--- Some records ---
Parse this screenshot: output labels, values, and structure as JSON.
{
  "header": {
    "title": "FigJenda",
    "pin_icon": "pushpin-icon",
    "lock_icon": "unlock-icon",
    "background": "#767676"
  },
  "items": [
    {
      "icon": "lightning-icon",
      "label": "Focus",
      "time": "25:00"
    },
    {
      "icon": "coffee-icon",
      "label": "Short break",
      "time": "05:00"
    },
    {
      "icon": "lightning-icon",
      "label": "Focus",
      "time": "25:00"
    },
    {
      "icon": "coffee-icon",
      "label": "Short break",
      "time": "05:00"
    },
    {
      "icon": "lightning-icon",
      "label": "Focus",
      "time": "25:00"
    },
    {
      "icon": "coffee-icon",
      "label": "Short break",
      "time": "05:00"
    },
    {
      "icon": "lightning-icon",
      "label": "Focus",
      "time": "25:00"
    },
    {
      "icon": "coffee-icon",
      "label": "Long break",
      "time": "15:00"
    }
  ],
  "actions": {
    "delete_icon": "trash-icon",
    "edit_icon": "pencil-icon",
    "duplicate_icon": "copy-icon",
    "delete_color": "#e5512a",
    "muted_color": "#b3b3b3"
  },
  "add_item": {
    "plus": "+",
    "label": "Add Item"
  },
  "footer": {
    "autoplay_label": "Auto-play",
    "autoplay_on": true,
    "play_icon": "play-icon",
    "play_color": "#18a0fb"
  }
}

--- Description of the task ---
Transcribe all of the entries without altering anything.

--- Result of this exercise ---
Parse this screenshot: output labels, values, and structure as JSON.
{
  "header": {
    "title": "FigJenda",
    "pin_icon": "pushpin-icon",
    "lock_icon": "unlock-icon",
    "background": "#767676"
  },
  "items": [
    {
      "icon": "lightning-icon",
      "label": "Focus",
      "time": "25:00"
    },
    {
      "icon": "coffee-icon",
      "label": "Short break",
      "time": "05:00"
    },
    {
      "icon": "lightning-icon",
      "label": "Focus",
      "time": "25:00"
    },
    {
      "icon": "coffee-icon",
      "label": "Short break",
      "time": "05:00"
    },
    {
      "icon": "lightning-icon",
      "label": "Focus",
      "time": "25:00"
    },
    {
      "icon": "coffee-icon",
      "label": "Short break",
      "time": "05:00"
    },
    {
      "icon": "lightning-icon",
      "label": "Focus",
      "time": "25:00"
    },
    {
      "icon": "coffee-icon",
      "label": "Long break",
      "time": "15:00"
    }
  ],
  "actions": {
    "delete_icon": "trash-icon",
    "edit_icon": "pencil-icon",
    "duplicate_icon": "copy-icon",
    "delete_color": "#e5512a",
    "muted_color": "#b3b3b3"
  },
  "add_item": {
    "plus": "+",
    "label": "Add Item"
  },
  "footer": {
    "autoplay_label": "Auto-play",
    "autoplay_on": true,
    "play_icon": "play-icon",
    "play_color": "#18a0fb"
  }
}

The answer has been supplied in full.